Set down the whole listing verbatim.

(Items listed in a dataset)

***

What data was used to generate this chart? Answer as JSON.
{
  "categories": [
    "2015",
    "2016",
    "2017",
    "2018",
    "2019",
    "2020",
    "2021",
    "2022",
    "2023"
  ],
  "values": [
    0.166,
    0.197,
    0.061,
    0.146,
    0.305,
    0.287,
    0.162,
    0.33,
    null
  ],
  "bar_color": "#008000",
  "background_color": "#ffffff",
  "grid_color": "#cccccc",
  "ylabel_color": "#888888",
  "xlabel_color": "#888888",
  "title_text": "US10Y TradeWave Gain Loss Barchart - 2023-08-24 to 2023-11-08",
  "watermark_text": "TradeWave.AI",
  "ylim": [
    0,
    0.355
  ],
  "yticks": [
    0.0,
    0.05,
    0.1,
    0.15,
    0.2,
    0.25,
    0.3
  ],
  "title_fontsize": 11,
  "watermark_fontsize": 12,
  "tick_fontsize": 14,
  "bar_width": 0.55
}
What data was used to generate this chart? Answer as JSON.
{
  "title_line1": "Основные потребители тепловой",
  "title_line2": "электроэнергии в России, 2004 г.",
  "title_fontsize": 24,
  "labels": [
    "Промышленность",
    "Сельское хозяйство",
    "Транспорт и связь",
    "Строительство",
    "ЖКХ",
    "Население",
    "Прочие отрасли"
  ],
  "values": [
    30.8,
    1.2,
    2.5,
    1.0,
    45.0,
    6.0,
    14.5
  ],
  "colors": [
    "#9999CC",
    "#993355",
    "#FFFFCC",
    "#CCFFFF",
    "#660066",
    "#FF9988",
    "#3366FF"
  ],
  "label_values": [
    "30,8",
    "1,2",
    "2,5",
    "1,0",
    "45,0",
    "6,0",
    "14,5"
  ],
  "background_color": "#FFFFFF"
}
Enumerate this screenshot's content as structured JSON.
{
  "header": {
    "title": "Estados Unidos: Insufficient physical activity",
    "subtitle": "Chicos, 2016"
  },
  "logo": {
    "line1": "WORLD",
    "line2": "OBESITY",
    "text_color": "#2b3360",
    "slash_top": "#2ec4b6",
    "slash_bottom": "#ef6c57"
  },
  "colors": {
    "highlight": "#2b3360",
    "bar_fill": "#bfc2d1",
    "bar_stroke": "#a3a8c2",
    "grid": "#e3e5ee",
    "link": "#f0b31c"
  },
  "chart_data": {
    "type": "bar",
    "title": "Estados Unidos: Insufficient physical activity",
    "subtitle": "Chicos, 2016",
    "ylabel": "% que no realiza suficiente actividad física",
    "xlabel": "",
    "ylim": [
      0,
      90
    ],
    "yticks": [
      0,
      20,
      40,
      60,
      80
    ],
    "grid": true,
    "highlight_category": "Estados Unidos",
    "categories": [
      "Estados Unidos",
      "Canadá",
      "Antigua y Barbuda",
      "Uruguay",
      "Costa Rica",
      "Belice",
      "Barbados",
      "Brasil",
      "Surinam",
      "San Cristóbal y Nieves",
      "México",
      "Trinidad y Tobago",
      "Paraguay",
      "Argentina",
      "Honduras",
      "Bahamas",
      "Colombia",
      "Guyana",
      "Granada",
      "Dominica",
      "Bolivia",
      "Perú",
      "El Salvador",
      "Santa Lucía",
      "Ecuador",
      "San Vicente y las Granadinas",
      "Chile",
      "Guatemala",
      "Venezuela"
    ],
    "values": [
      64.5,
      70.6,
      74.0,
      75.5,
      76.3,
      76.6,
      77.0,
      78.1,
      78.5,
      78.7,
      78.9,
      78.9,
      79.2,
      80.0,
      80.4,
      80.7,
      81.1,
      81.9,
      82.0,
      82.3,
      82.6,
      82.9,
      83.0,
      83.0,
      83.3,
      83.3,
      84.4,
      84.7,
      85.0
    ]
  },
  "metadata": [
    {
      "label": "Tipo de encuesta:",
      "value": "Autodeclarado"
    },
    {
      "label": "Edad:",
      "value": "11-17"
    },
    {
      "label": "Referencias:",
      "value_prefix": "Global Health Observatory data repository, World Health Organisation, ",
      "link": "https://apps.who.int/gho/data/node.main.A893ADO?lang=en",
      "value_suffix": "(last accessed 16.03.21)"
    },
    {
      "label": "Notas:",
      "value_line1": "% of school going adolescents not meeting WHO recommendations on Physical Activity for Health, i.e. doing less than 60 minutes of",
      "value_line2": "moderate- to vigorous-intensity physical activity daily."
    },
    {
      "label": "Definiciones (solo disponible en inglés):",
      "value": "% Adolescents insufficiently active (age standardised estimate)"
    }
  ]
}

***

### [Written solution]
What data was used to generate this chart? Answer as JSON.
{
  "categories": [
    "2015",
    "2016",
    "2017",
    "2018",
    "2019",
    "2020",
    "2021",
    "2022",
    "2023"
  ],
  "values": [
    0.166,
    0.197,
    0.061,
    0.146,
    0.305,
    0.287,
    0.162,
    0.33,
    null
  ],
  "bar_color": "#008000",
  "background_color": "#ffffff",
  "grid_color": "#cccccc",
  "ylabel_color": "#888888",
  "xlabel_color": "#888888",
  "title_text": "US10Y TradeWave Gain Loss Barchart - 2023-08-24 to 2023-11-08",
  "watermark_text": "TradeWave.AI",
  "ylim": [
    0,
    0.355
  ],
  "yticks": [
    0.0,
    0.05,
    0.1,
    0.15,
    0.2,
    0.25,
    0.3
  ],
  "title_fontsize": 11,
  "watermark_fontsize": 12,
  "tick_fontsize": 14,
  "bar_width": 0.55
}
What data was used to generate this chart? Answer as JSON.
{
  "title_line1": "Основные потребители тепловой",
  "title_line2": "электроэнергии в России, 2004 г.",
  "title_fontsize": 24,
  "labels": [
    "Промышленность",
    "Сельское хозяйство",
    "Транспорт и связь",
    "Строительство",
    "ЖКХ",
    "Население",
    "Прочие отрасли"
  ],
  "values": [
    30.8,
    1.2,
    2.5,
    1.0,
    45.0,
    6.0,
    14.5
  ],
  "colors": [
    "#9999CC",
    "#993355",
    "#FFFFCC",
    "#CCFFFF",
    "#660066",
    "#FF9988",
    "#3366FF"
  ],
  "label_values": [
    "30,8",
    "1,2",
    "2,5",
    "1,0",
    "45,0",
    "6,0",
    "14,5"
  ],
  "background_color": "#FFFFFF"
}
Enumerate this screenshot's content as structured JSON.
{
  "header": {
    "title": "Estados Unidos: Insufficient physical activity",
    "subtitle": "Chicos, 2016"
  },
  "logo": {
    "line1": "WORLD",
    "line2": "OBESITY",
    "text_color": "#2b3360",
    "slash_top": "#2ec4b6",
    "slash_bottom": "#ef6c57"
  },
  "colors": {
    "highlight": "#2b3360",
    "bar_fill": "#bfc2d1",
    "bar_stroke": "#a3a8c2",
    "grid": "#e3e5ee",
    "link": "#f0b31c"
  },
  "chart_data": {
    "type": "bar",
    "title": "Estados Unidos: Insufficient physical activity",
    "subtitle": "Chicos, 2016",
    "ylabel": "% que no realiza suficiente actividad física",
    "xlabel": "",
    "ylim": [
      0,
      90
    ],
    "yticks": [
      0,
      20,
      40,
      60,
      80
    ],
    "grid": true,
    "highlight_category": "Estados Unidos",
    "categories": [
      "Estados Unidos",
      "Canadá",
      "Antigua y Barbuda",
      "Uruguay",
      "Costa Rica",
      "Belice",
      "Barbados",
      "Brasil",
      "Surinam",
      "San Cristóbal y Nieves",
      "México",
      "Trinidad y Tobago",
      "Paraguay",
      "Argentina",
      "Honduras",
      "Bahamas",
      "Colombia",
      "Guyana",
      "Granada",
      "Dominica",
      "Bolivia",
      "Perú",
      "El Salvador",
      "Santa Lucía",
      "Ecuador",
      "San Vicente y las Granadinas",
      "Chile",
      "Guatemala",
      "Venezuela"
    ],
    "values": [
      64.5,
      70.6,
      74.0,
      75.5,
      76.3,
      76.6,
      77.0,
      78.1,
      78.5,
      78.7,
      78.9,
      78.9,
      79.2,
      80.0,
      80.4,
      80.7,
      81.1,
      81.9,
      82.0,
      82.3,
      82.6,
      82.9,
      83.0,
      83.0,
      83.3,
      83.3,
      84.4,
      84.7,
      85.0
    ]
  },
  "metadata": [
    {
      "label": "Tipo de encuesta:",
      "value": "Autodeclarado"
    },
    {
      "label": "Edad:",
      "value": "11-17"
    },
    {
      "label": "Referencias:",
      "value_prefix": "Global Health Observatory data repository, World Health Organisation, ",
      "link": "https://apps.who.int/gho/data/node.main.A893ADO?lang=en",
      "value_suffix": "(last accessed 16.03.21)"
    },
    {
      "label": "Notas:",
      "value_line1": "% of school going adolescents not meeting WHO recommendations on Physical Activity for Health, i.e. doing less than 60 minutes of",
      "value_line2": "moderate- to vigorous-intensity physical activity daily."
    },
    {
      "label": "Definiciones (solo disponible en inglés):",
      "value": "% Adolescents insufficiently active (age standardised estimate)"
    }
  ]
}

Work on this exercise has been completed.